Swap every "remote learning text" in the records below for "remote learning caption" and write all the lines out again, with everything else unchanged.

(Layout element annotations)
>>>
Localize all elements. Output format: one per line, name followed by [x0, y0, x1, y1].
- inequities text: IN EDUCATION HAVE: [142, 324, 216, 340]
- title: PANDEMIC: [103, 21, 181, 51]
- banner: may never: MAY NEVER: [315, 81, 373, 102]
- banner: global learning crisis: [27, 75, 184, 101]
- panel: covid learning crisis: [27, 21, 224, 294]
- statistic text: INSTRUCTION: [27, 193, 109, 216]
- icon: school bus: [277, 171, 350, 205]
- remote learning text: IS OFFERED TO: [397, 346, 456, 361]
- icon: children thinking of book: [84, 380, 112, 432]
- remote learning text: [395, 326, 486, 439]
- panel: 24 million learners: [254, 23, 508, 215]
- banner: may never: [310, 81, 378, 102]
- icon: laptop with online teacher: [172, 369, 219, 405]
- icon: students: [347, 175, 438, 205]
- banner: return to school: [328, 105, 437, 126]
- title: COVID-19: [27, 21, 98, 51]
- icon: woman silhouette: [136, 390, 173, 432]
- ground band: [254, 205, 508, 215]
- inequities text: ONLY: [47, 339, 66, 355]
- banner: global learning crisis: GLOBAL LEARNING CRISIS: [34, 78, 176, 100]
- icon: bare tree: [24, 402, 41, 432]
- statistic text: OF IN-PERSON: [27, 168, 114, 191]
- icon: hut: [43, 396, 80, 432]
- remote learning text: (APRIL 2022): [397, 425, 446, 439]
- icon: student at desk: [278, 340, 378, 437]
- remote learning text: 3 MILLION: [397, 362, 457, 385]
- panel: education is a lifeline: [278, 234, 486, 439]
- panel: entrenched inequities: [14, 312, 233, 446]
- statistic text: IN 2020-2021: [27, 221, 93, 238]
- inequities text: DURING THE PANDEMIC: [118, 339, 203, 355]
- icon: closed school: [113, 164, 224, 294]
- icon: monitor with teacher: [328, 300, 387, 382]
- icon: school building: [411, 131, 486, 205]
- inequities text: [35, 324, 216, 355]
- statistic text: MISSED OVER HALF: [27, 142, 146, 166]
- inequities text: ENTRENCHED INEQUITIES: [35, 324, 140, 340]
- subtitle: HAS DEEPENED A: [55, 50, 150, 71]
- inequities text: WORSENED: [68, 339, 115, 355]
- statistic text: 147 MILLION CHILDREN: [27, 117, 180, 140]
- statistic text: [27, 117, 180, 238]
<<<
→ WORKED SOLUTION:
Localize all elements. Output format: one per line, name followed by [x0, y0, x1, y1].
- inequities text: IN EDUCATION HAVE: [142, 324, 216, 340]
- title: PANDEMIC: [103, 21, 181, 51]
- banner: may never: MAY NEVER: [315, 81, 373, 102]
- banner: global learning crisis: [27, 75, 184, 101]
- panel: covid learning crisis: [27, 21, 224, 294]
- statistic text: INSTRUCTION: [27, 193, 109, 216]
- icon: school bus: [277, 171, 350, 205]
- remote learning caption: IS OFFERED TO: [397, 346, 456, 361]
- icon: children thinking of book: [84, 380, 112, 432]
- remote learning caption: [395, 326, 486, 439]
- panel: 24 million learners: [254, 23, 508, 215]
- banner: may never: [310, 81, 378, 102]
- icon: laptop with online teacher: [172, 369, 219, 405]
- icon: students: [347, 175, 438, 205]
- banner: return to school: [328, 105, 437, 126]
- title: COVID-19: [27, 21, 98, 51]
- icon: woman silhouette: [136, 390, 173, 432]
- ground band: [254, 205, 508, 215]
- inequities text: ONLY: [47, 339, 66, 355]
- banner: global learning crisis: GLOBAL LEARNING CRISIS: [34, 78, 176, 100]
- icon: bare tree: [24, 402, 41, 432]
- statistic text: OF IN-PERSON: [27, 168, 114, 191]
- icon: hut: [43, 396, 80, 432]
- remote learning caption: (APRIL 2022): [397, 425, 446, 439]
- icon: student at desk: [278, 340, 378, 437]
- remote learning caption: 3 MILLION: [397, 362, 457, 385]
- panel: education is a lifeline: [278, 234, 486, 439]
- panel: entrenched inequities: [14, 312, 233, 446]
- statistic text: IN 2020-2021: [27, 221, 93, 238]
- inequities text: DURING THE PANDEMIC: [118, 339, 203, 355]
- icon: closed school: [113, 164, 224, 294]
- icon: monitor with teacher: [328, 300, 387, 382]
- icon: school building: [411, 131, 486, 205]
- inequities text: [35, 324, 216, 355]
- statistic text: MISSED OVER HALF: [27, 142, 146, 166]
- inequities text: ENTRENCHED INEQUITIES: [35, 324, 140, 340]
- subtitle: HAS DEEPENED A: [55, 50, 150, 71]
- inequities text: WORSENED: [68, 339, 115, 355]
- statistic text: 147 MILLION CHILDREN: [27, 117, 180, 140]
- statistic text: [27, 117, 180, 238]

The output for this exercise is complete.